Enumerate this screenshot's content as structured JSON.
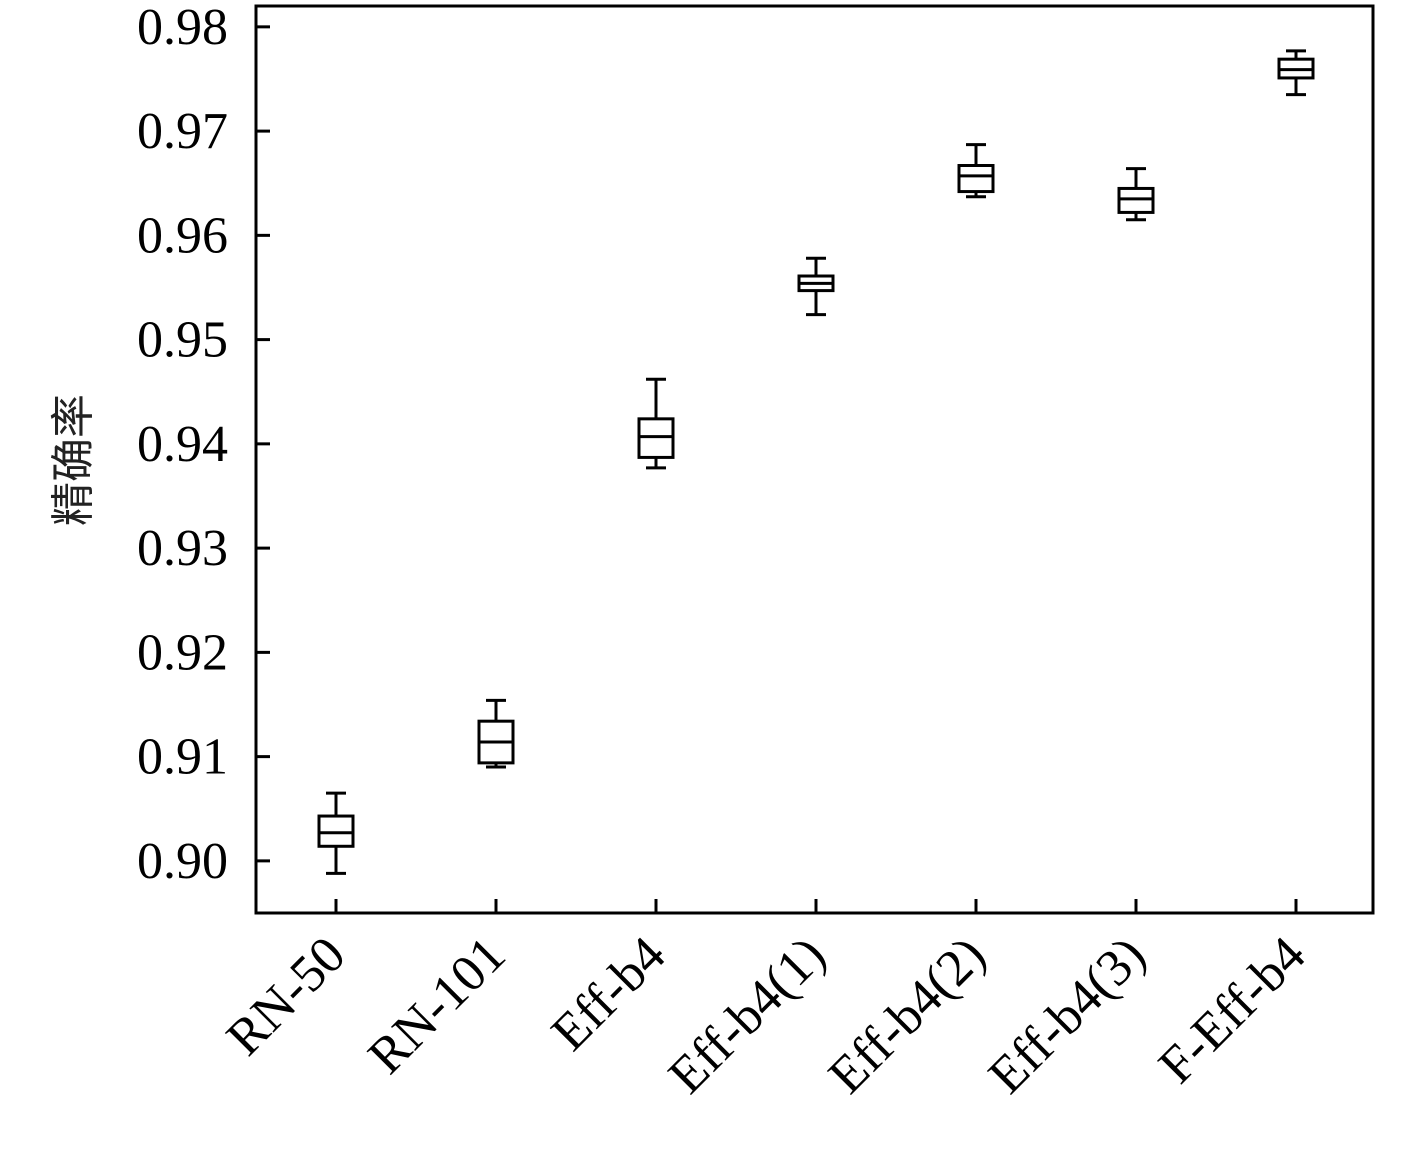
{
  "chart_data": {
    "type": "box",
    "title": "",
    "xlabel": "",
    "ylabel": "精确率",
    "ylim": [
      0.895,
      0.982
    ],
    "yticks": [
      "0.90",
      "0.91",
      "0.92",
      "0.93",
      "0.94",
      "0.95",
      "0.96",
      "0.97",
      "0.98"
    ],
    "categories": [
      "RN-50",
      "RN-101",
      "Eff-b4",
      "Eff-b4(1)",
      "Eff-b4(2)",
      "Eff-b4(3)",
      "F-Eff-b4"
    ],
    "boxes": [
      {
        "min": 0.8988,
        "q1": 0.9014,
        "median": 0.9027,
        "q3": 0.9043,
        "max": 0.9065
      },
      {
        "min": 0.909,
        "q1": 0.9094,
        "median": 0.9114,
        "q3": 0.9134,
        "max": 0.9154
      },
      {
        "min": 0.9377,
        "q1": 0.9387,
        "median": 0.9407,
        "q3": 0.9424,
        "max": 0.9462
      },
      {
        "min": 0.9524,
        "q1": 0.9547,
        "median": 0.9554,
        "q3": 0.9561,
        "max": 0.9578
      },
      {
        "min": 0.9637,
        "q1": 0.9642,
        "median": 0.9657,
        "q3": 0.9667,
        "max": 0.9687
      },
      {
        "min": 0.9615,
        "q1": 0.9622,
        "median": 0.9635,
        "q3": 0.9645,
        "max": 0.9664
      },
      {
        "min": 0.9735,
        "q1": 0.9751,
        "median": 0.9759,
        "q3": 0.9769,
        "max": 0.9777
      }
    ],
    "grid": false,
    "legend": "none"
  }
}
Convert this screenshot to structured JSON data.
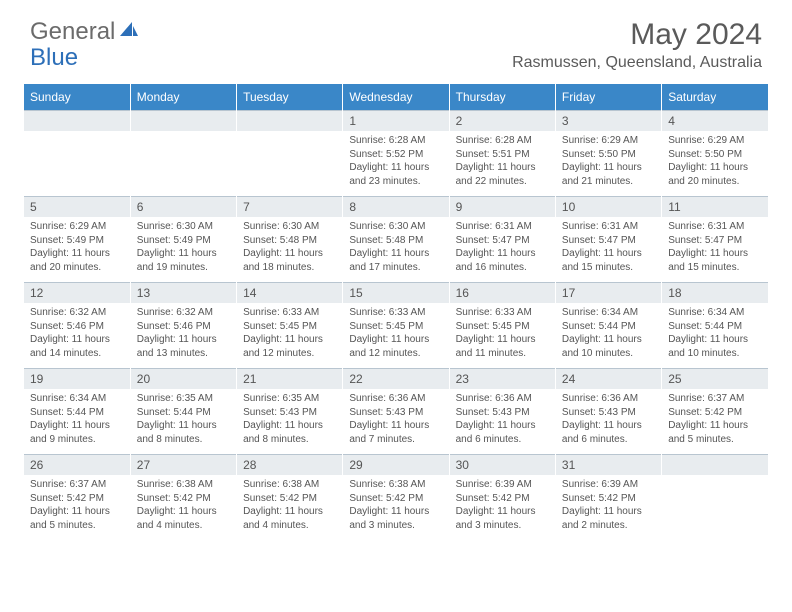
{
  "logo": {
    "text1": "General",
    "text2": "Blue"
  },
  "title": "May 2024",
  "location": "Rasmussen, Queensland, Australia",
  "colors": {
    "header_bg": "#3a87c8",
    "header_text": "#ffffff",
    "daynum_bg": "#e8ecef",
    "body_text": "#555555",
    "logo_gray": "#6b6b6b",
    "logo_blue": "#2d6fb8",
    "page_bg": "#ffffff",
    "row_divider": "#b8c5d0"
  },
  "weekdays": [
    "Sunday",
    "Monday",
    "Tuesday",
    "Wednesday",
    "Thursday",
    "Friday",
    "Saturday"
  ],
  "weeks": [
    [
      {
        "n": "",
        "sr": "",
        "ss": "",
        "dl": ""
      },
      {
        "n": "",
        "sr": "",
        "ss": "",
        "dl": ""
      },
      {
        "n": "",
        "sr": "",
        "ss": "",
        "dl": ""
      },
      {
        "n": "1",
        "sr": "6:28 AM",
        "ss": "5:52 PM",
        "dl": "11 hours and 23 minutes."
      },
      {
        "n": "2",
        "sr": "6:28 AM",
        "ss": "5:51 PM",
        "dl": "11 hours and 22 minutes."
      },
      {
        "n": "3",
        "sr": "6:29 AM",
        "ss": "5:50 PM",
        "dl": "11 hours and 21 minutes."
      },
      {
        "n": "4",
        "sr": "6:29 AM",
        "ss": "5:50 PM",
        "dl": "11 hours and 20 minutes."
      }
    ],
    [
      {
        "n": "5",
        "sr": "6:29 AM",
        "ss": "5:49 PM",
        "dl": "11 hours and 20 minutes."
      },
      {
        "n": "6",
        "sr": "6:30 AM",
        "ss": "5:49 PM",
        "dl": "11 hours and 19 minutes."
      },
      {
        "n": "7",
        "sr": "6:30 AM",
        "ss": "5:48 PM",
        "dl": "11 hours and 18 minutes."
      },
      {
        "n": "8",
        "sr": "6:30 AM",
        "ss": "5:48 PM",
        "dl": "11 hours and 17 minutes."
      },
      {
        "n": "9",
        "sr": "6:31 AM",
        "ss": "5:47 PM",
        "dl": "11 hours and 16 minutes."
      },
      {
        "n": "10",
        "sr": "6:31 AM",
        "ss": "5:47 PM",
        "dl": "11 hours and 15 minutes."
      },
      {
        "n": "11",
        "sr": "6:31 AM",
        "ss": "5:47 PM",
        "dl": "11 hours and 15 minutes."
      }
    ],
    [
      {
        "n": "12",
        "sr": "6:32 AM",
        "ss": "5:46 PM",
        "dl": "11 hours and 14 minutes."
      },
      {
        "n": "13",
        "sr": "6:32 AM",
        "ss": "5:46 PM",
        "dl": "11 hours and 13 minutes."
      },
      {
        "n": "14",
        "sr": "6:33 AM",
        "ss": "5:45 PM",
        "dl": "11 hours and 12 minutes."
      },
      {
        "n": "15",
        "sr": "6:33 AM",
        "ss": "5:45 PM",
        "dl": "11 hours and 12 minutes."
      },
      {
        "n": "16",
        "sr": "6:33 AM",
        "ss": "5:45 PM",
        "dl": "11 hours and 11 minutes."
      },
      {
        "n": "17",
        "sr": "6:34 AM",
        "ss": "5:44 PM",
        "dl": "11 hours and 10 minutes."
      },
      {
        "n": "18",
        "sr": "6:34 AM",
        "ss": "5:44 PM",
        "dl": "11 hours and 10 minutes."
      }
    ],
    [
      {
        "n": "19",
        "sr": "6:34 AM",
        "ss": "5:44 PM",
        "dl": "11 hours and 9 minutes."
      },
      {
        "n": "20",
        "sr": "6:35 AM",
        "ss": "5:44 PM",
        "dl": "11 hours and 8 minutes."
      },
      {
        "n": "21",
        "sr": "6:35 AM",
        "ss": "5:43 PM",
        "dl": "11 hours and 8 minutes."
      },
      {
        "n": "22",
        "sr": "6:36 AM",
        "ss": "5:43 PM",
        "dl": "11 hours and 7 minutes."
      },
      {
        "n": "23",
        "sr": "6:36 AM",
        "ss": "5:43 PM",
        "dl": "11 hours and 6 minutes."
      },
      {
        "n": "24",
        "sr": "6:36 AM",
        "ss": "5:43 PM",
        "dl": "11 hours and 6 minutes."
      },
      {
        "n": "25",
        "sr": "6:37 AM",
        "ss": "5:42 PM",
        "dl": "11 hours and 5 minutes."
      }
    ],
    [
      {
        "n": "26",
        "sr": "6:37 AM",
        "ss": "5:42 PM",
        "dl": "11 hours and 5 minutes."
      },
      {
        "n": "27",
        "sr": "6:38 AM",
        "ss": "5:42 PM",
        "dl": "11 hours and 4 minutes."
      },
      {
        "n": "28",
        "sr": "6:38 AM",
        "ss": "5:42 PM",
        "dl": "11 hours and 4 minutes."
      },
      {
        "n": "29",
        "sr": "6:38 AM",
        "ss": "5:42 PM",
        "dl": "11 hours and 3 minutes."
      },
      {
        "n": "30",
        "sr": "6:39 AM",
        "ss": "5:42 PM",
        "dl": "11 hours and 3 minutes."
      },
      {
        "n": "31",
        "sr": "6:39 AM",
        "ss": "5:42 PM",
        "dl": "11 hours and 2 minutes."
      },
      {
        "n": "",
        "sr": "",
        "ss": "",
        "dl": ""
      }
    ]
  ],
  "labels": {
    "sunrise": "Sunrise:",
    "sunset": "Sunset:",
    "daylight": "Daylight:"
  }
}
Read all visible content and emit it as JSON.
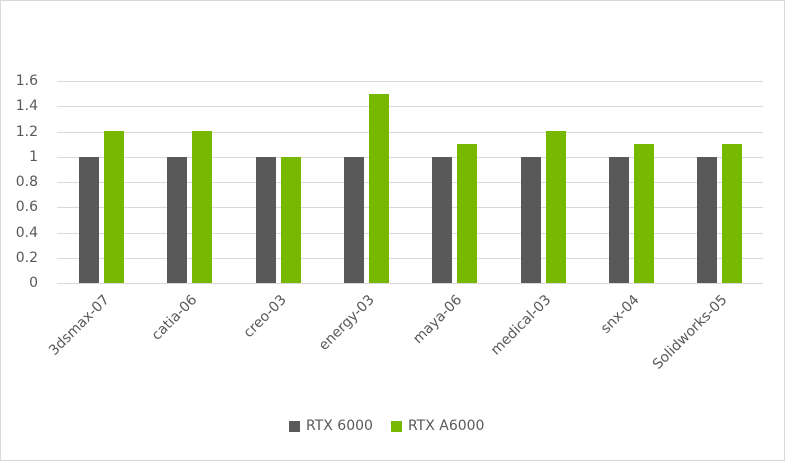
{
  "chart_data": {
    "type": "bar",
    "title": "",
    "xlabel": "",
    "ylabel": "",
    "ylim": [
      0,
      1.6
    ],
    "yticks": [
      "0",
      "0.2",
      "0.4",
      "0.6",
      "0.8",
      "1",
      "1.2",
      "1.4",
      "1.6"
    ],
    "grid": true,
    "legend_position": "bottom",
    "categories": [
      "3dsmax-07",
      "catia-06",
      "creo-03",
      "energy-03",
      "maya-06",
      "medical-03",
      "snx-04",
      "Solidworks-05"
    ],
    "series": [
      {
        "name": "RTX 6000",
        "color": "#595959",
        "values": [
          1,
          1,
          1,
          1,
          1,
          1,
          1,
          1
        ]
      },
      {
        "name": "RTX A6000",
        "color": "#76b900",
        "values": [
          1.2,
          1.2,
          1.0,
          1.5,
          1.1,
          1.2,
          1.1,
          1.1
        ]
      }
    ]
  },
  "legend": {
    "items": [
      {
        "label": "RTX 6000",
        "color": "#595959"
      },
      {
        "label": "RTX A6000",
        "color": "#76b900"
      }
    ]
  }
}
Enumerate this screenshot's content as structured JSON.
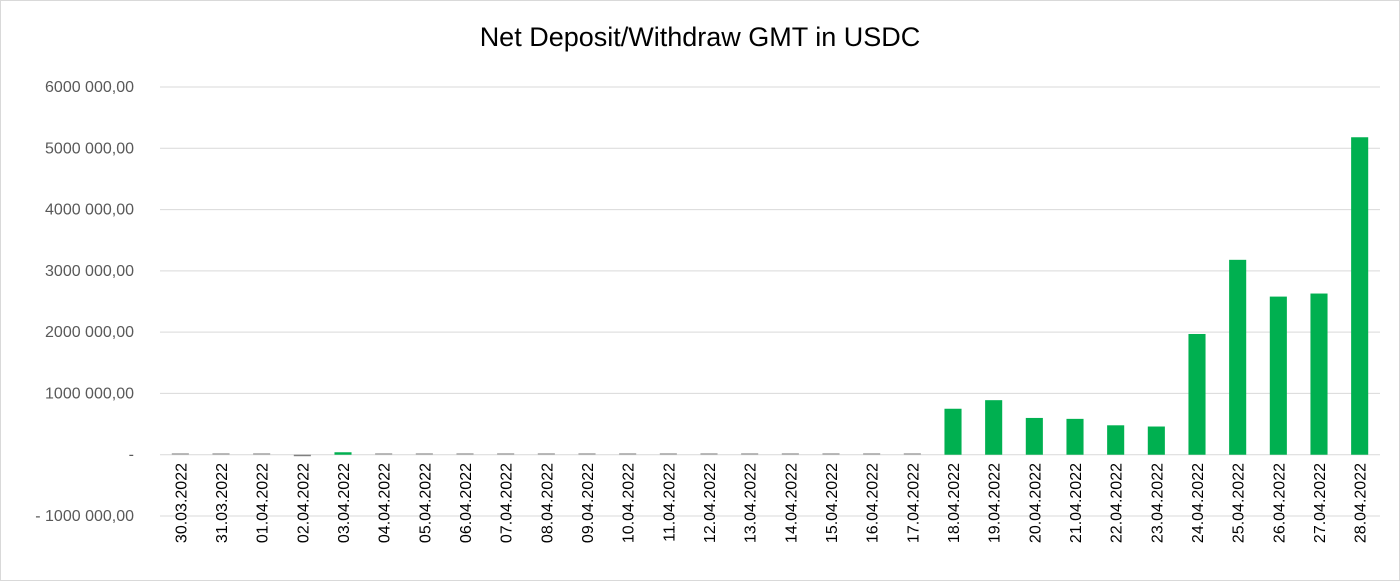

What to produce: Check each line of the data above for the word "median" and say how many lines contain it, giving nothing besides the number.

Exercise response: 7